State the number of lines with the string "this" in them, and nothing else.

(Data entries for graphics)
---*---
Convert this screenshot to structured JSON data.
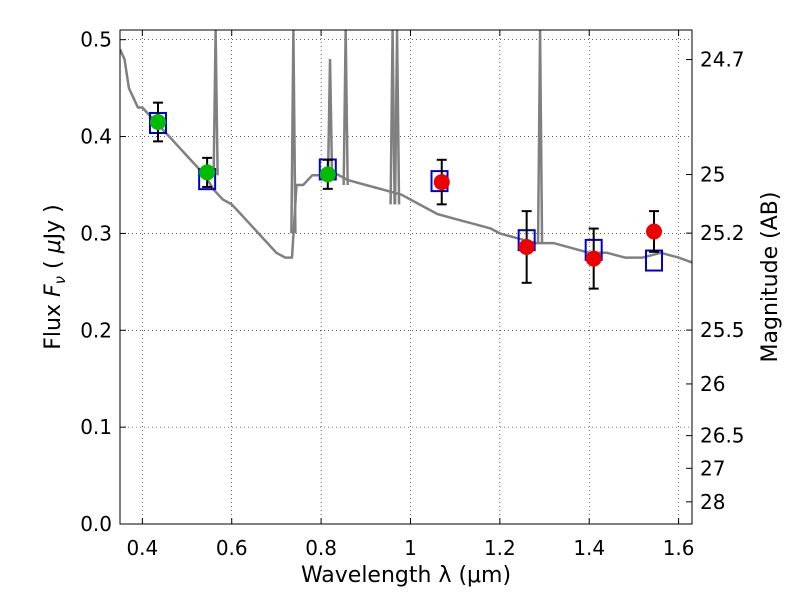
{
  "chart_data": {
    "type": "scatter",
    "title": "",
    "xlabel": "Wavelength  λ (μm)",
    "ylabel": "Flux  F_ν  ( μJy )",
    "ylabel_right": "Magnitude (AB)",
    "xlim": [
      0.35,
      1.63
    ],
    "ylim": [
      0.0,
      0.51
    ],
    "grid": true,
    "x_ticks": [
      0.4,
      0.6,
      0.8,
      1.0,
      1.2,
      1.4,
      1.6
    ],
    "x_tick_labels": [
      "0.4",
      "0.6",
      "0.8",
      "1",
      "1.2",
      "1.4",
      "1.6"
    ],
    "y_ticks": [
      0.0,
      0.1,
      0.2,
      0.3,
      0.4,
      0.5
    ],
    "y_tick_labels": [
      "0.0",
      "0.1",
      "0.2",
      "0.3",
      "0.4",
      "0.5"
    ],
    "right_axis_ticks": [
      {
        "flux": 0.4795,
        "label": "24.7"
      },
      {
        "flux": 0.3608,
        "label": "25"
      },
      {
        "flux": 0.3003,
        "label": "25.2"
      },
      {
        "flux": 0.2002,
        "label": "25.5"
      },
      {
        "flux": 0.1446,
        "label": "26"
      },
      {
        "flux": 0.0912,
        "label": "26.5"
      },
      {
        "flux": 0.0575,
        "label": "27"
      },
      {
        "flux": 0.0229,
        "label": "28"
      }
    ],
    "series": [
      {
        "style": "line",
        "color": "#808080",
        "points": [
          [
            0.35,
            0.49
          ],
          [
            0.36,
            0.48
          ],
          [
            0.37,
            0.45
          ],
          [
            0.38,
            0.44
          ],
          [
            0.39,
            0.43
          ],
          [
            0.4,
            0.43
          ],
          [
            0.42,
            0.42
          ],
          [
            0.44,
            0.41
          ],
          [
            0.46,
            0.4
          ],
          [
            0.48,
            0.39
          ],
          [
            0.5,
            0.38
          ],
          [
            0.52,
            0.37
          ],
          [
            0.54,
            0.36
          ],
          [
            0.56,
            0.345
          ],
          [
            0.58,
            0.335
          ],
          [
            0.6,
            0.33
          ],
          [
            0.62,
            0.32
          ],
          [
            0.64,
            0.31
          ],
          [
            0.66,
            0.3
          ],
          [
            0.68,
            0.29
          ],
          [
            0.7,
            0.28
          ],
          [
            0.72,
            0.275
          ],
          [
            0.735,
            0.275
          ],
          [
            0.745,
            0.35
          ],
          [
            0.76,
            0.35
          ],
          [
            0.78,
            0.36
          ],
          [
            0.8,
            0.36
          ],
          [
            0.82,
            0.365
          ],
          [
            0.84,
            0.36
          ],
          [
            0.86,
            0.355
          ],
          [
            0.9,
            0.35
          ],
          [
            0.94,
            0.345
          ],
          [
            0.98,
            0.34
          ],
          [
            1.02,
            0.33
          ],
          [
            1.06,
            0.32
          ],
          [
            1.1,
            0.315
          ],
          [
            1.14,
            0.31
          ],
          [
            1.18,
            0.305
          ],
          [
            1.2,
            0.3
          ],
          [
            1.24,
            0.295
          ],
          [
            1.28,
            0.29
          ],
          [
            1.32,
            0.29
          ],
          [
            1.36,
            0.285
          ],
          [
            1.4,
            0.28
          ],
          [
            1.44,
            0.28
          ],
          [
            1.48,
            0.275
          ],
          [
            1.52,
            0.275
          ],
          [
            1.56,
            0.28
          ],
          [
            1.6,
            0.275
          ],
          [
            1.63,
            0.27
          ]
        ],
        "spikes": [
          {
            "x": 0.564,
            "top": 0.51,
            "base": 0.36
          },
          {
            "x": 0.738,
            "top": 0.51,
            "base": 0.3
          },
          {
            "x": 0.82,
            "top": 0.48,
            "base": 0.36
          },
          {
            "x": 0.855,
            "top": 0.51,
            "base": 0.35
          },
          {
            "x": 0.96,
            "top": 0.51,
            "base": 0.33
          },
          {
            "x": 0.97,
            "top": 0.51,
            "base": 0.33
          },
          {
            "x": 1.29,
            "top": 0.51,
            "base": 0.29
          }
        ]
      },
      {
        "style": "markers",
        "marker": "open-square",
        "color": "#0000cc",
        "x": [
          0.435,
          0.545,
          0.815,
          1.065,
          1.26,
          1.41,
          1.545
        ],
        "y": [
          0.414,
          0.356,
          0.366,
          0.354,
          0.293,
          0.283,
          0.272
        ]
      },
      {
        "style": "markers",
        "marker": "filled-circle",
        "color": "#00bb00",
        "x": [
          0.435,
          0.545,
          0.815
        ],
        "y": [
          0.415,
          0.363,
          0.361
        ],
        "y_err": [
          0.02,
          0.015,
          0.015
        ]
      },
      {
        "style": "markers",
        "marker": "filled-circle",
        "color": "#ee0000",
        "x": [
          1.07,
          1.26,
          1.41,
          1.545
        ],
        "y": [
          0.353,
          0.286,
          0.274,
          0.302
        ],
        "y_err": [
          0.023,
          0.037,
          0.031,
          0.021
        ]
      }
    ]
  }
}
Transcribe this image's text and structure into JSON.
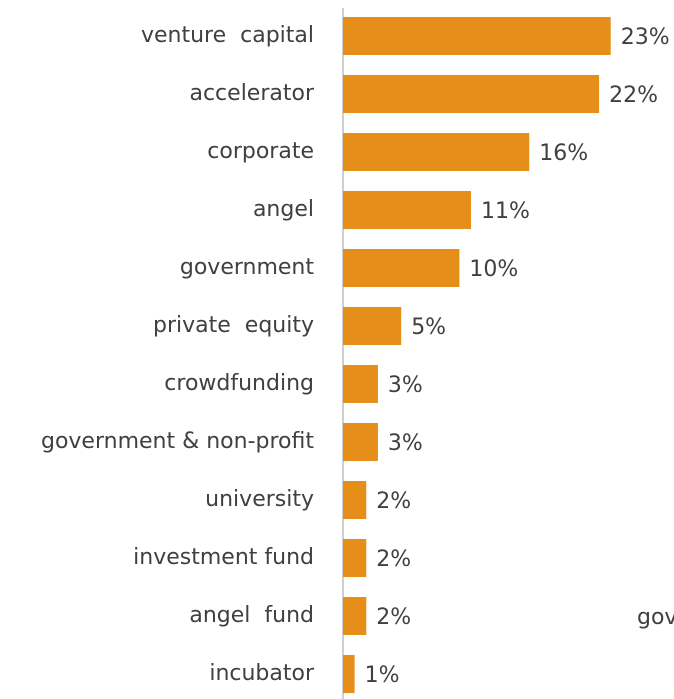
{
  "chart_data": {
    "type": "bar",
    "orientation": "horizontal",
    "categories": [
      "venture  capital",
      "accelerator",
      "corporate",
      "angel",
      "government",
      "private  equity",
      "crowdfunding",
      "government & non-profit",
      "university",
      "investment fund",
      "angel  fund",
      "incubator"
    ],
    "values": [
      23,
      22,
      16,
      11,
      10,
      5,
      3,
      3,
      2,
      2,
      2,
      1
    ],
    "value_labels": [
      "23%",
      "22%",
      "16%",
      "11%",
      "10%",
      "5%",
      "3%",
      "3%",
      "2%",
      "2%",
      "2%",
      "1%"
    ],
    "color": "#e58e1a",
    "xlim": [
      0,
      25
    ],
    "annotations": [
      "gov"
    ]
  }
}
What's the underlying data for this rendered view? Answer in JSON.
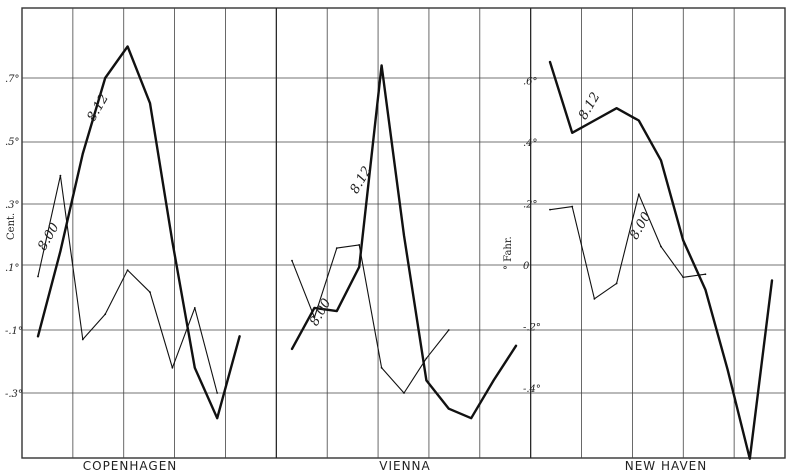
{
  "chart_data": [
    {
      "type": "line",
      "title": "Copenhagen",
      "unit_label": "Cent.",
      "ylim": [
        -0.4,
        0.83
      ],
      "yticks": [
        0.7,
        0.5,
        0.3,
        0.1,
        -0.1,
        -0.3
      ],
      "ytick_labels": [
        ".7°",
        ".5°",
        ".3°",
        ".1°",
        "-.1°",
        "-.3°"
      ],
      "x": [
        0,
        1,
        2,
        3,
        4,
        5,
        6,
        7,
        8,
        9,
        10
      ],
      "series": [
        {
          "name": "8.12",
          "values": [
            -0.12,
            0.15,
            0.46,
            0.7,
            0.8,
            0.62,
            0.18,
            -0.22,
            -0.38,
            -0.12,
            null
          ]
        },
        {
          "name": "8.00",
          "values": [
            0.07,
            0.39,
            -0.13,
            -0.05,
            0.09,
            0.02,
            -0.22,
            -0.03,
            -0.3,
            null,
            null
          ]
        }
      ],
      "series_labels": [
        {
          "text": "8.12",
          "x": 2.5,
          "y": 0.56
        },
        {
          "text": "8.00",
          "x": 0.3,
          "y": 0.15
        }
      ]
    },
    {
      "type": "line",
      "title": "Vienna",
      "unit_label": "",
      "ylim": [
        -0.4,
        0.83
      ],
      "x": [
        0,
        1,
        2,
        3,
        4,
        5,
        6,
        7,
        8,
        9,
        10
      ],
      "series": [
        {
          "name": "8.12",
          "values": [
            -0.16,
            -0.03,
            -0.04,
            0.1,
            0.74,
            0.2,
            -0.26,
            -0.35,
            -0.38,
            -0.26,
            -0.15
          ]
        },
        {
          "name": "8.00",
          "values": [
            0.12,
            -0.06,
            0.16,
            0.17,
            -0.22,
            -0.3,
            -0.19,
            -0.1,
            null,
            null,
            null
          ]
        }
      ],
      "series_labels": [
        {
          "text": "8.12",
          "x": 2.9,
          "y": 0.33
        },
        {
          "text": "8.00",
          "x": 1.1,
          "y": -0.09
        }
      ]
    },
    {
      "type": "line",
      "title": "New Haven",
      "unit_label": "° Fahr.",
      "ylim": [
        -0.65,
        0.72
      ],
      "yticks": [
        0.6,
        0.4,
        0.2,
        0.0,
        -0.2,
        -0.4
      ],
      "ytick_labels": [
        ".6°",
        ".4°",
        ".2°",
        "0",
        "-.2°",
        "-.4°"
      ],
      "x": [
        0,
        1,
        2,
        3,
        4,
        5,
        6,
        7,
        8,
        9,
        10
      ],
      "series": [
        {
          "name": "8.12",
          "values": [
            0.66,
            0.43,
            0.47,
            0.51,
            0.47,
            0.34,
            0.08,
            -0.08,
            -0.34,
            -0.63,
            -0.05
          ]
        },
        {
          "name": "8.00",
          "values": [
            0.18,
            0.19,
            -0.11,
            -0.06,
            0.23,
            0.06,
            -0.04,
            -0.03,
            null,
            null,
            null
          ]
        }
      ],
      "series_labels": [
        {
          "text": "8.12",
          "x": 1.6,
          "y": 0.47
        },
        {
          "text": "8.00",
          "x": 3.9,
          "y": 0.08
        }
      ]
    }
  ]
}
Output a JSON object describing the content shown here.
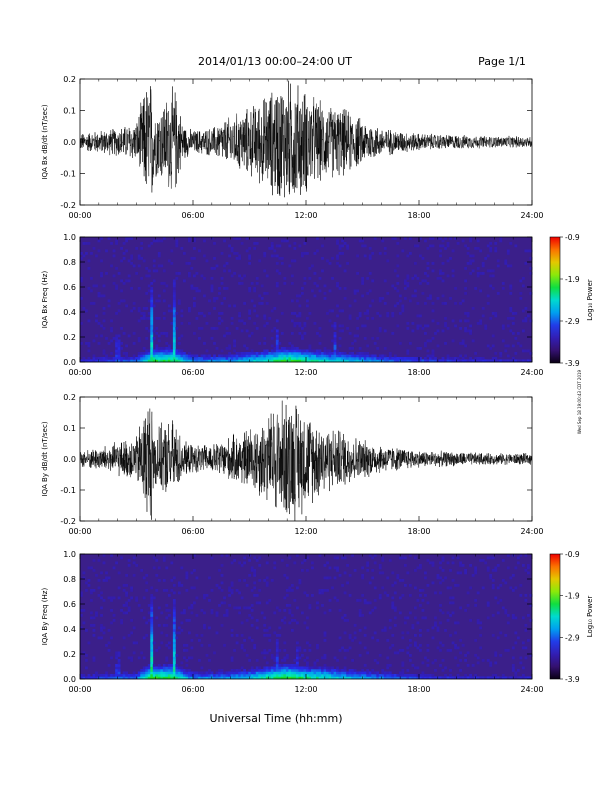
---*---
CORRECT ANSWER: 3